- _Set task_: Quote every line of the entries below verbatim, leaving the pictures out of your answer.

- _Exercise input_:
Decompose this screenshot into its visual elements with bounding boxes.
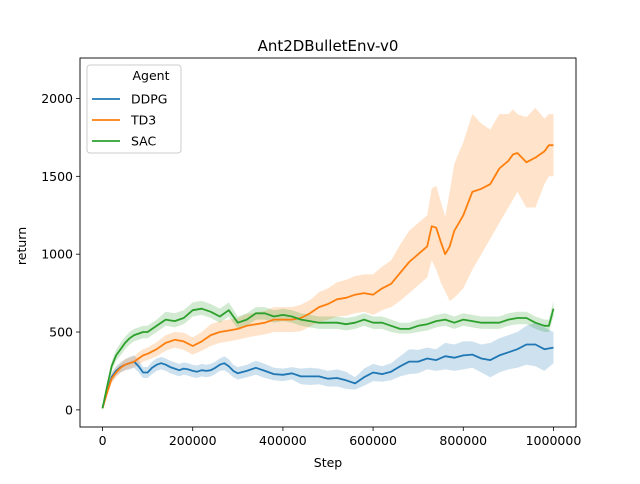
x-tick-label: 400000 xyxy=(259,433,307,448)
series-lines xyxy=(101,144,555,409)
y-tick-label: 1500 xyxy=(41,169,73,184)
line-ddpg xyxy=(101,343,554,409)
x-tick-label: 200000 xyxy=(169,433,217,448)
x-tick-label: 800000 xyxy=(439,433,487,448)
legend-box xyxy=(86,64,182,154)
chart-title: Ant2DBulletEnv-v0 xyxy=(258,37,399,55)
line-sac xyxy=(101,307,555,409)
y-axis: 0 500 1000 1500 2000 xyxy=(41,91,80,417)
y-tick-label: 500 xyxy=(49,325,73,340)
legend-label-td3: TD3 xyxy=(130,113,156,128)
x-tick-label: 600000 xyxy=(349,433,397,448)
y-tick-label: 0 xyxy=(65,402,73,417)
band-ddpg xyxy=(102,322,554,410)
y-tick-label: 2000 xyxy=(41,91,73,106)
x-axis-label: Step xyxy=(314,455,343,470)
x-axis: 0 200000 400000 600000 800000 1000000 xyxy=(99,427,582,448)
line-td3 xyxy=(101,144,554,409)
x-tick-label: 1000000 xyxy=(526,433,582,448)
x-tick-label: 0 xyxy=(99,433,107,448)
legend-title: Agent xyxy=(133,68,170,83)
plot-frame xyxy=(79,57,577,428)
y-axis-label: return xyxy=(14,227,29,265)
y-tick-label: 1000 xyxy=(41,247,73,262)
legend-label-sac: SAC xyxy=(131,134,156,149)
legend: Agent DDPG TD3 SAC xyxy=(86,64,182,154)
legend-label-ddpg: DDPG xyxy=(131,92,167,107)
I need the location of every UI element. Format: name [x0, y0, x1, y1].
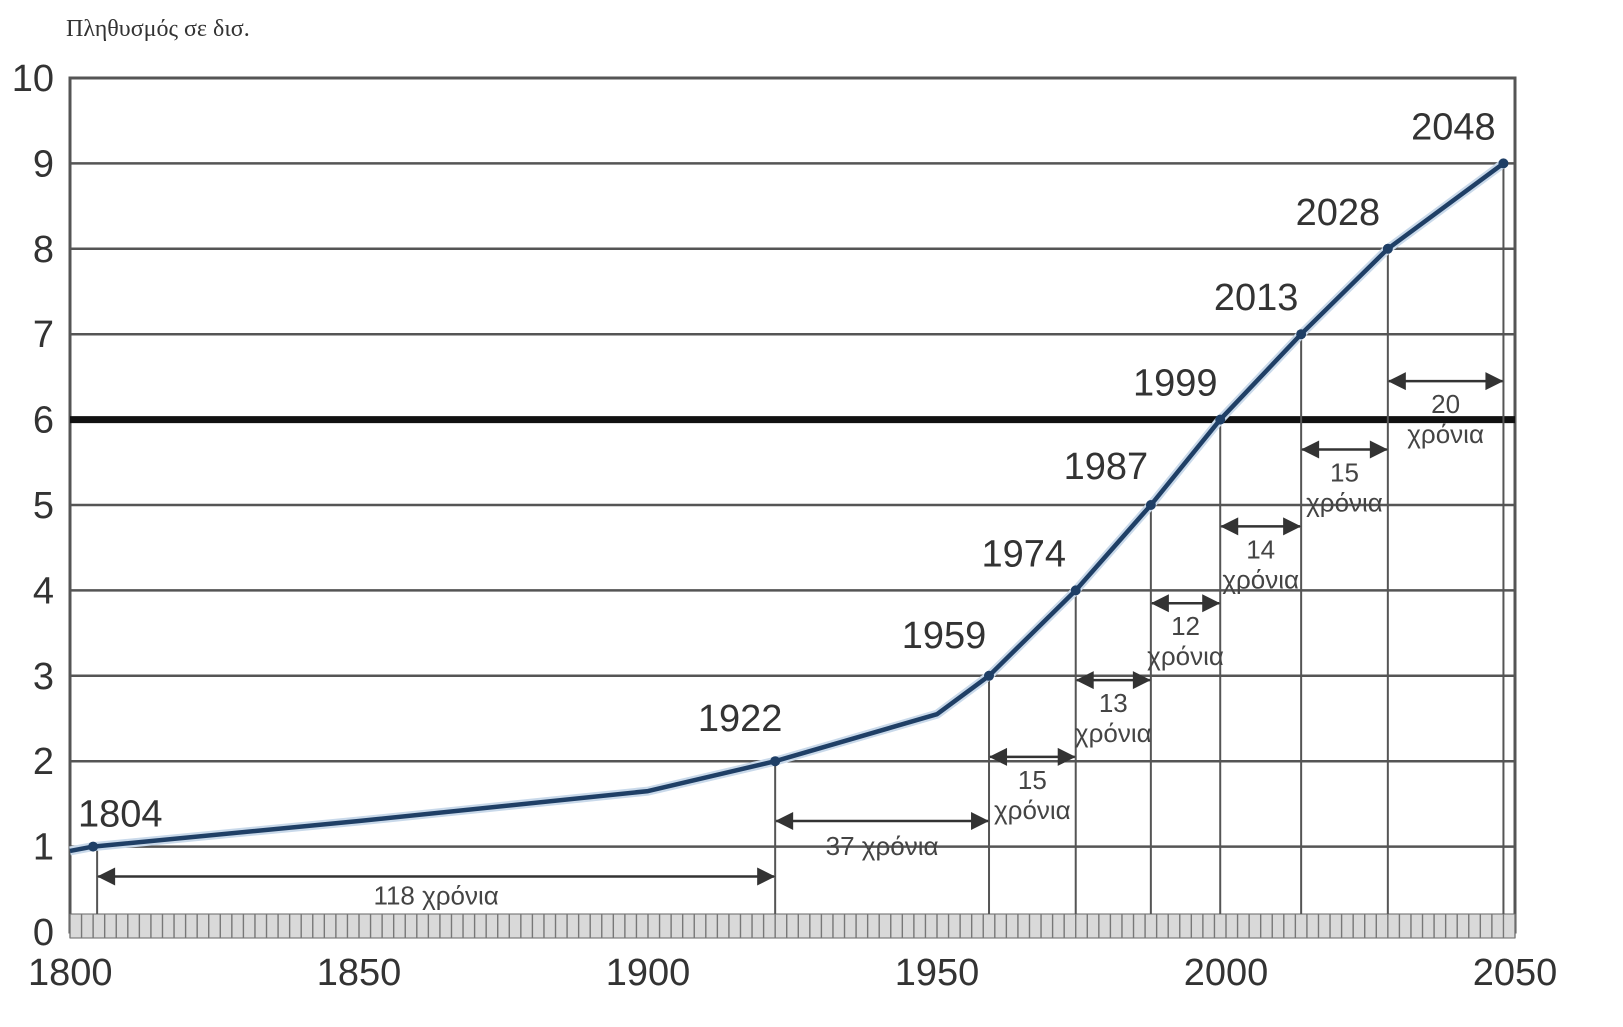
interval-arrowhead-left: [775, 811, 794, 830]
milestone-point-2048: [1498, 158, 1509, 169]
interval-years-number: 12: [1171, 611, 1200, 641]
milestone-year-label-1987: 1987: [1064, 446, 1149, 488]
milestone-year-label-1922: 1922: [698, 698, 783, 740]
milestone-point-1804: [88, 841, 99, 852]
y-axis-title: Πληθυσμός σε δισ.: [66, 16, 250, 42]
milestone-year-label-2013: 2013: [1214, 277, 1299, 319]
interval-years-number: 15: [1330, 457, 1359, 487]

- _Solution for this task_:
Decompose this screenshot into its visual elements with bounding boxes.
x-tick-label: 400000 xyxy=(259,433,307,448)
series-lines xyxy=(101,144,555,409)
y-tick-label: 1500 xyxy=(41,169,73,184)
line-ddpg xyxy=(101,343,554,409)
x-tick-label: 200000 xyxy=(169,433,217,448)
x-tick-label: 800000 xyxy=(439,433,487,448)
legend-box xyxy=(86,64,182,154)
chart-title: Ant2DBulletEnv-v0 xyxy=(258,37,399,55)
line-sac xyxy=(101,307,555,409)
y-axis: 0 500 1000 1500 2000 xyxy=(41,91,80,417)
y-tick-label: 500 xyxy=(49,325,73,340)
legend-label-td3: TD3 xyxy=(130,113,156,128)
x-tick-label: 600000 xyxy=(349,433,397,448)
y-tick-label: 0 xyxy=(65,402,73,417)
band-ddpg xyxy=(102,322,554,410)
y-tick-label: 2000 xyxy=(41,91,73,106)
x-axis-label: Step xyxy=(314,455,343,470)
x-axis: 0 200000 400000 600000 800000 1000000 xyxy=(99,427,582,448)
line-td3 xyxy=(101,144,554,409)
x-tick-label: 1000000 xyxy=(526,433,582,448)
x-tick-label: 0 xyxy=(99,433,107,448)
legend-title: Agent xyxy=(133,68,170,83)
plot-frame xyxy=(79,57,577,428)
y-axis-label: return xyxy=(14,227,29,265)
y-tick-label: 1000 xyxy=(41,247,73,262)
legend-label-sac: SAC xyxy=(131,134,156,149)
legend: Agent DDPG TD3 SAC xyxy=(86,64,182,154)
legend-label-ddpg: DDPG xyxy=(131,92,167,107)
I need the location of every UI element. Format: name [x0, y0, x1, y1].
interval-arrowhead-left: [775, 811, 794, 830]
milestone-point-2048: [1498, 158, 1509, 169]
interval-years-number: 12: [1171, 611, 1200, 641]
milestone-year-label-1987: 1987: [1064, 446, 1149, 488]
milestone-year-label-1922: 1922: [698, 698, 783, 740]
milestone-point-1804: [88, 841, 99, 852]
y-axis-title: Πληθυσμός σε δισ.: [66, 16, 250, 42]
milestone-year-label-2013: 2013: [1214, 277, 1299, 319]
interval-years-number: 15: [1330, 457, 1359, 487]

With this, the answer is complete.